(begin)
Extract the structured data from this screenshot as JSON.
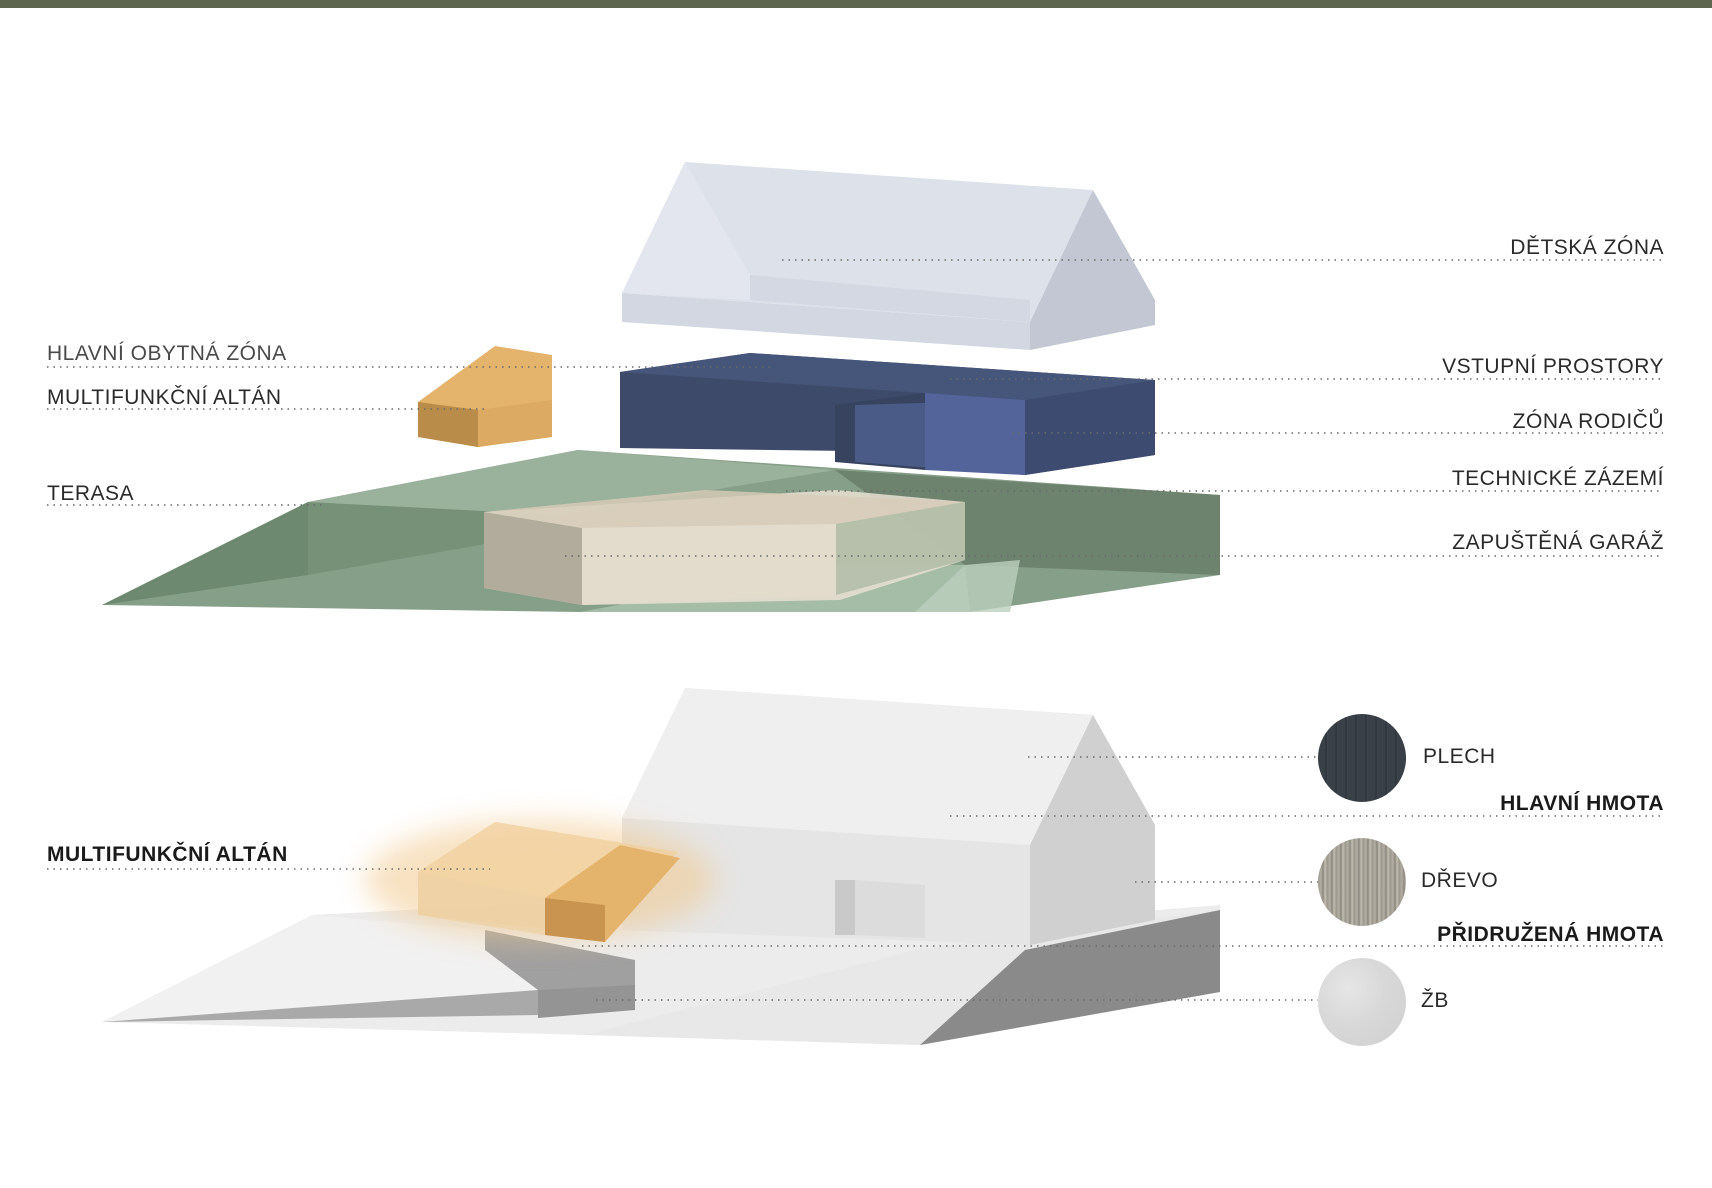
{
  "labels": {
    "left": {
      "hlavni_obytna_zona": "HLAVNÍ OBYTNÁ ZÓNA",
      "multifunkcni_altan": "MULTIFUNKČNÍ ALTÁN",
      "terasa": "TERASA",
      "multifunkcni_altan_bottom": "MULTIFUNKČNÍ ALTÁN"
    },
    "right": {
      "detska_zona": "DĚTSKÁ ZÓNA",
      "vstupni_prostory": "VSTUPNÍ PROSTORY",
      "zona_rodicu": "ZÓNA RODIČŮ",
      "technicke_zazemi": "TECHNICKÉ ZÁZEMÍ",
      "zapustena_garaz": "ZAPUŠTĚNÁ GARÁŽ"
    },
    "materials": {
      "plech": "PLECH",
      "hlavni_hmota": "HLAVNÍ HMOTA",
      "drevo": "DŘEVO",
      "pridruzena_hmota": "PŘIDRUŽENÁ HMOTA",
      "zb": "ŽB"
    }
  },
  "colors": {
    "roof_light": "#dde1ea",
    "roof_side": "#c3c7d2",
    "blue_dark": "#3f4c6e",
    "blue_mid": "#4e5f8f",
    "terrain_green": "#7f9a82",
    "garage_beige": "#e6ddcf",
    "altan_orange": "#e5b46c",
    "plech": "#3a4048",
    "drevo": "#a8a49a",
    "zb": "#d9d9d9"
  },
  "icons": [
    "plech-swatch",
    "drevo-swatch",
    "zb-swatch"
  ]
}
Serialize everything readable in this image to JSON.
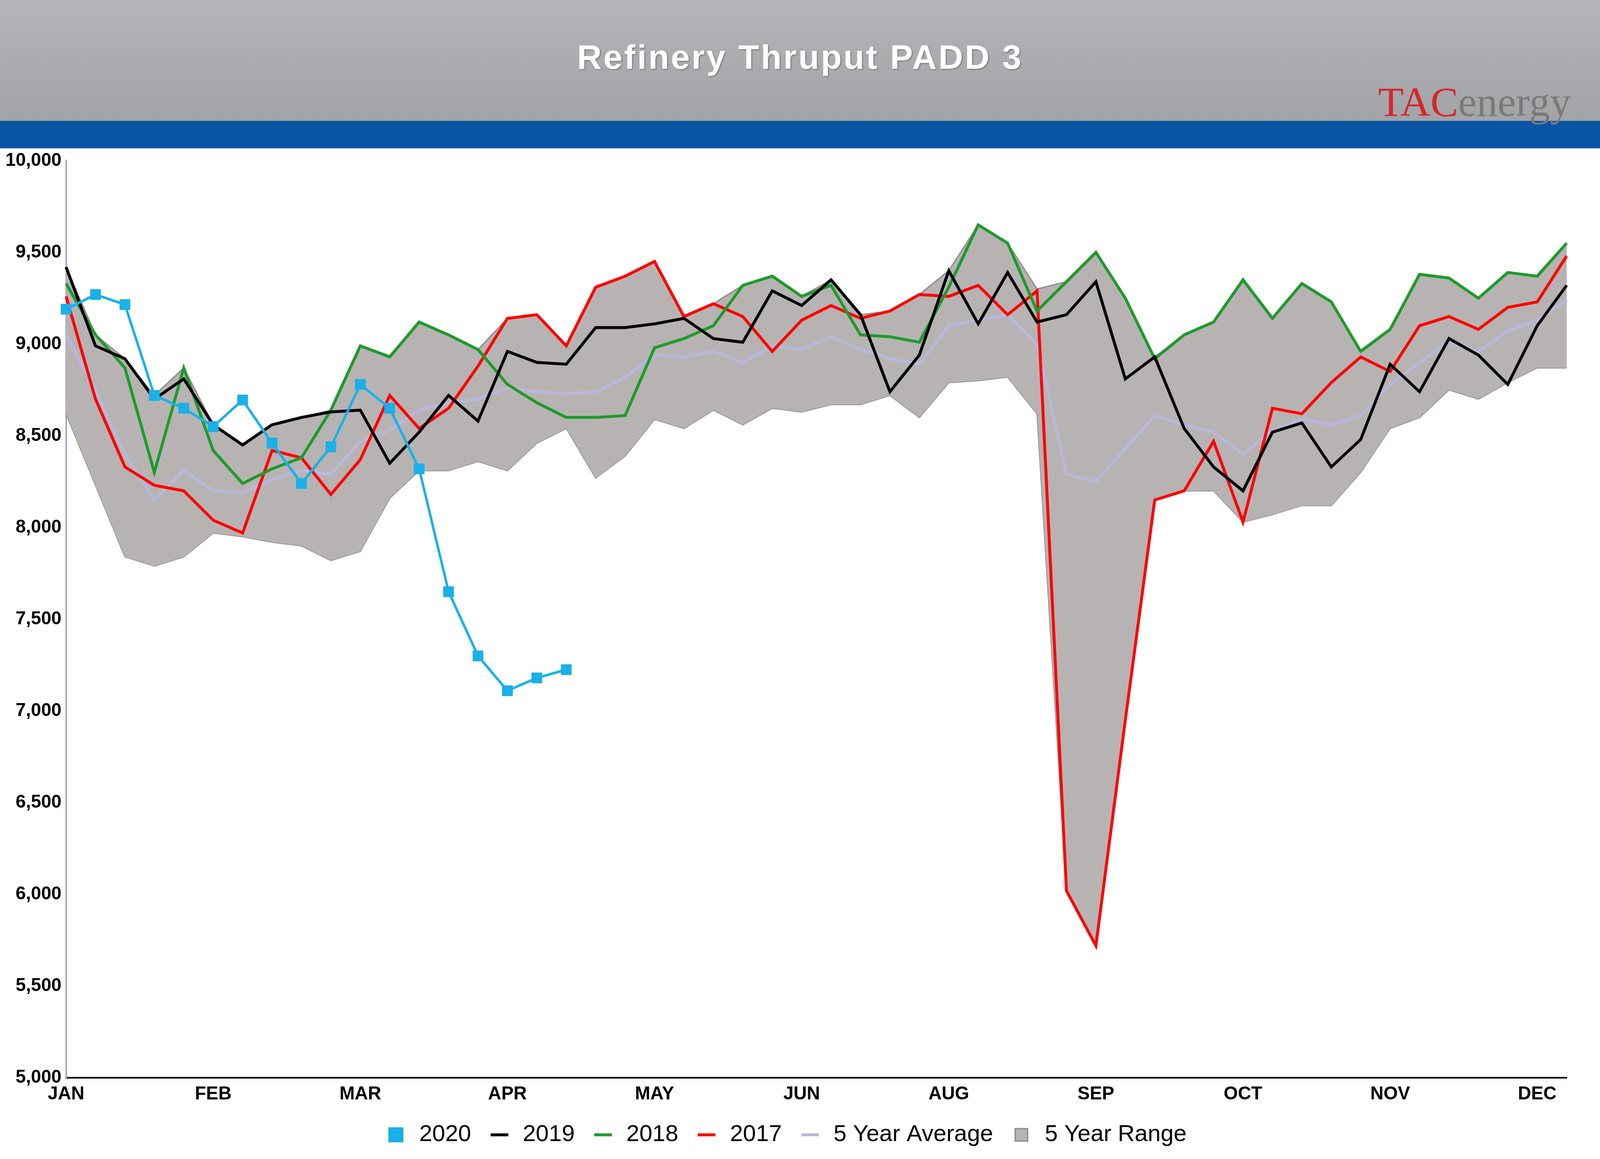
{
  "chart_data": {
    "type": "line",
    "title": "Refinery Thruput PADD 3",
    "logo": [
      "TAC",
      "energy"
    ],
    "categories": [
      "JAN",
      null,
      null,
      null,
      null,
      "FEB",
      null,
      null,
      null,
      null,
      "MAR",
      null,
      null,
      null,
      null,
      "APR",
      null,
      null,
      null,
      null,
      "MAY",
      null,
      null,
      null,
      null,
      "JUN",
      null,
      null,
      null,
      null,
      "AUG",
      null,
      null,
      null,
      null,
      "SEP",
      null,
      null,
      null,
      null,
      "OCT",
      null,
      null,
      null,
      null,
      "NOV",
      null,
      null,
      null,
      null,
      "DEC",
      null
    ],
    "ylim": [
      5000,
      10000
    ],
    "yticks": [
      {
        "value": 5000,
        "label": "5,000"
      },
      {
        "value": 5500,
        "label": "5,500"
      },
      {
        "value": 6000,
        "label": "6,000"
      },
      {
        "value": 6500,
        "label": "6,500"
      },
      {
        "value": 7000,
        "label": "7,000"
      },
      {
        "value": 7500,
        "label": "7,500"
      },
      {
        "value": 8000,
        "label": "8,000"
      },
      {
        "value": 8500,
        "label": "8,500"
      },
      {
        "value": 9000,
        "label": "9,000"
      },
      {
        "value": 9500,
        "label": "9,500"
      },
      {
        "value": 10000,
        "label": "10,000"
      }
    ],
    "grid": false,
    "legend": "bottom",
    "series": [
      {
        "name": "5 Year Range",
        "type": "range",
        "color": "#b7b3b3",
        "values": [
          [
            8620,
            9420
          ],
          [
            8230,
            9050
          ],
          [
            7840,
            8920
          ],
          [
            7790,
            8720
          ],
          [
            7840,
            8870
          ],
          [
            7970,
            8560
          ],
          [
            7950,
            8450
          ],
          [
            7920,
            8560
          ],
          [
            7900,
            8600
          ],
          [
            7820,
            8640
          ],
          [
            7870,
            8990
          ],
          [
            8160,
            8930
          ],
          [
            8310,
            9120
          ],
          [
            8310,
            9050
          ],
          [
            8360,
            8970
          ],
          [
            8310,
            9140
          ],
          [
            8460,
            9160
          ],
          [
            8540,
            8990
          ],
          [
            8270,
            9310
          ],
          [
            8390,
            9370
          ],
          [
            8590,
            9450
          ],
          [
            8540,
            9150
          ],
          [
            8640,
            9220
          ],
          [
            8560,
            9320
          ],
          [
            8650,
            9370
          ],
          [
            8630,
            9260
          ],
          [
            8670,
            9350
          ],
          [
            8670,
            9160
          ],
          [
            8720,
            9180
          ],
          [
            8600,
            9270
          ],
          [
            8790,
            9400
          ],
          [
            8800,
            9650
          ],
          [
            8820,
            9550
          ],
          [
            8620,
            9300
          ],
          [
            6020,
            9340
          ],
          [
            5720,
            9500
          ],
          [
            6950,
            9250
          ],
          [
            8150,
            8930
          ],
          [
            8200,
            9050
          ],
          [
            8200,
            9120
          ],
          [
            8030,
            9350
          ],
          [
            8070,
            9140
          ],
          [
            8120,
            9330
          ],
          [
            8120,
            9230
          ],
          [
            8300,
            8960
          ],
          [
            8540,
            9080
          ],
          [
            8600,
            9380
          ],
          [
            8750,
            9360
          ],
          [
            8700,
            9250
          ],
          [
            8790,
            9390
          ],
          [
            8870,
            9370
          ],
          [
            8870,
            9550
          ]
        ]
      },
      {
        "name": "5 Year Average",
        "color": "#b8b8dc",
        "values": [
          9050,
          8750,
          8400,
          8150,
          8310,
          8200,
          8190,
          8260,
          8310,
          8290,
          8470,
          8530,
          8640,
          8680,
          8700,
          8760,
          8740,
          8730,
          8740,
          8820,
          8940,
          8930,
          8960,
          8900,
          8990,
          8970,
          9040,
          8970,
          8920,
          8890,
          9100,
          9130,
          9160,
          9000,
          8290,
          8250,
          8430,
          8610,
          8560,
          8520,
          8400,
          8530,
          8590,
          8560,
          8610,
          8780,
          8900,
          9010,
          8960,
          9070,
          9130,
          9240
        ]
      },
      {
        "name": "2017",
        "color": "#ff0000",
        "values": [
          9260,
          8700,
          8330,
          8230,
          8200,
          8040,
          7970,
          8420,
          8380,
          8180,
          8370,
          8720,
          8540,
          8650,
          8880,
          9140,
          9160,
          8990,
          9310,
          9370,
          9450,
          9150,
          9220,
          9150,
          8960,
          9130,
          9210,
          9140,
          9180,
          9270,
          9260,
          9320,
          9160,
          9290,
          6020,
          5720,
          6950,
          8150,
          8200,
          8470,
          8030,
          8650,
          8620,
          8790,
          8930,
          8850,
          9100,
          9150,
          9080,
          9200,
          9230,
          9480
        ]
      },
      {
        "name": "2018",
        "color": "#1e9a2c",
        "values": [
          9330,
          9050,
          8870,
          8300,
          8870,
          8420,
          8240,
          8320,
          8380,
          8640,
          8990,
          8930,
          9120,
          9050,
          8970,
          8780,
          8680,
          8600,
          8600,
          8610,
          8980,
          9030,
          9100,
          9320,
          9370,
          9260,
          9320,
          9050,
          9040,
          9010,
          9310,
          9650,
          9550,
          9180,
          9340,
          9500,
          9250,
          8920,
          9050,
          9120,
          9350,
          9140,
          9330,
          9230,
          8960,
          9080,
          9380,
          9360,
          9250,
          9390,
          9370,
          9550
        ]
      },
      {
        "name": "2019",
        "color": "#000000",
        "values": [
          9420,
          8990,
          8920,
          8700,
          8810,
          8560,
          8450,
          8560,
          8600,
          8630,
          8640,
          8350,
          8520,
          8720,
          8580,
          8960,
          8900,
          8890,
          9090,
          9090,
          9110,
          9140,
          9030,
          9010,
          9290,
          9210,
          9350,
          9160,
          8740,
          8940,
          9400,
          9110,
          9390,
          9120,
          9160,
          9340,
          8810,
          8930,
          8540,
          8330,
          8200,
          8520,
          8570,
          8330,
          8480,
          8890,
          8740,
          9030,
          8940,
          8780,
          9100,
          9320
        ]
      },
      {
        "name": "2020",
        "color": "#1ab0e8",
        "marker": "square",
        "values": [
          9190,
          9270,
          9215,
          8720,
          8650,
          8550,
          8695,
          8460,
          8240,
          8440,
          8780,
          8650,
          8320,
          7650,
          7300,
          7110,
          7180,
          7225,
          null,
          null,
          null,
          null,
          null,
          null,
          null,
          null,
          null,
          null,
          null,
          null,
          null,
          null,
          null,
          null,
          null,
          null,
          null,
          null,
          null,
          null,
          null,
          null,
          null,
          null,
          null,
          null,
          null,
          null,
          null,
          null,
          null,
          null
        ]
      }
    ]
  }
}
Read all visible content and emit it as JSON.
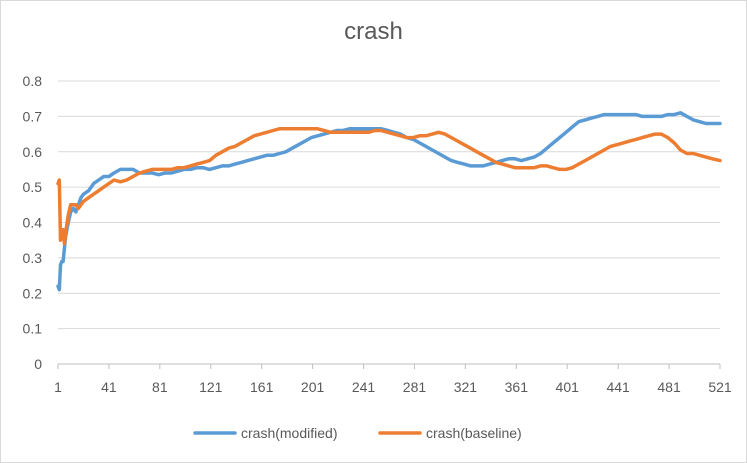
(end)
The task
In how many lines of the data does the string "this" appear? Give only the number.

Answer
2